### Your instructions:
Copy the material below line for line without changing anything, and leave out any pictures.

Stored items

++++++++++

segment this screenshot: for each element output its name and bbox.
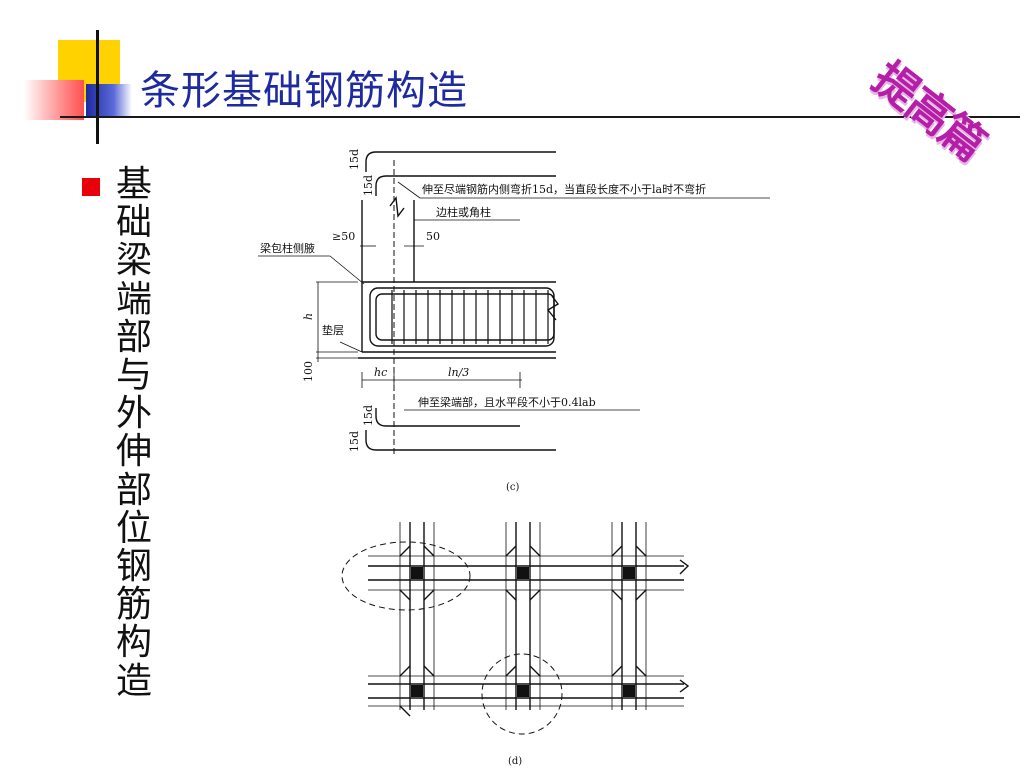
label-15d-bottom-2: 15d (348, 431, 361, 452)
caption-c: (c) (506, 482, 520, 493)
deco-blue-square (86, 84, 132, 116)
dim-hc: hc (374, 366, 387, 379)
label-15d-top-2: 15d (362, 175, 375, 196)
deco-vertical-line (96, 30, 99, 144)
note-haunch: 梁包柱侧腋 (260, 241, 315, 255)
note-cushion: 垫层 (322, 323, 344, 337)
dim-50: 50 (426, 230, 440, 243)
title-underline (60, 116, 1020, 118)
page-title: 条形基础钢筋构造 (140, 68, 468, 114)
note-column: 边柱或角柱 (436, 205, 491, 219)
vertical-heading: 基础梁端部与外伸部位钢筋构造 (115, 164, 152, 702)
label-15d-bottom-1: 15d (362, 405, 375, 426)
dim-ln3: ln/3 (448, 366, 469, 379)
note-bottom-hook: 伸至梁端部，且水平段不小于0.4lab (418, 395, 596, 409)
caption-d: (d) (508, 756, 522, 767)
bullet-marker (82, 178, 100, 196)
label-15d-top-1: 15d (348, 149, 361, 170)
dim-100: 100 (302, 361, 315, 382)
deco-red-gradient (24, 80, 84, 120)
note-top-hook: 伸至尽端钢筋内侧弯折15d，当直段长度不小于la时不弯折 (422, 182, 706, 196)
dim-h: h (302, 313, 315, 320)
dim-ge50: ≥50 (332, 230, 355, 243)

++++++++++

### Answer to the problem:
segment this screenshot: for each element output its name and bbox.
label-15d-bottom-2: 15d (348, 431, 361, 452)
caption-c: (c) (506, 482, 520, 493)
deco-blue-square (86, 84, 132, 116)
dim-hc: hc (374, 366, 387, 379)
label-15d-top-2: 15d (362, 175, 375, 196)
deco-vertical-line (96, 30, 99, 144)
note-haunch: 梁包柱侧腋 (260, 241, 315, 255)
note-cushion: 垫层 (322, 323, 344, 337)
dim-50: 50 (426, 230, 440, 243)
title-underline (60, 116, 1020, 118)
page-title: 条形基础钢筋构造 (140, 68, 468, 114)
note-column: 边柱或角柱 (436, 205, 491, 219)
vertical-heading: 基础梁端部与外伸部位钢筋构造 (115, 164, 152, 702)
label-15d-bottom-1: 15d (362, 405, 375, 426)
dim-ln3: ln/3 (448, 366, 469, 379)
note-bottom-hook: 伸至梁端部，且水平段不小于0.4lab (418, 395, 596, 409)
caption-d: (d) (508, 756, 522, 767)
bullet-marker (82, 178, 100, 196)
label-15d-top-1: 15d (348, 149, 361, 170)
dim-100: 100 (302, 361, 315, 382)
deco-red-gradient (24, 80, 84, 120)
note-top-hook: 伸至尽端钢筋内侧弯折15d，当直段长度不小于la时不弯折 (422, 182, 706, 196)
dim-h: h (302, 313, 315, 320)
dim-ge50: ≥50 (332, 230, 355, 243)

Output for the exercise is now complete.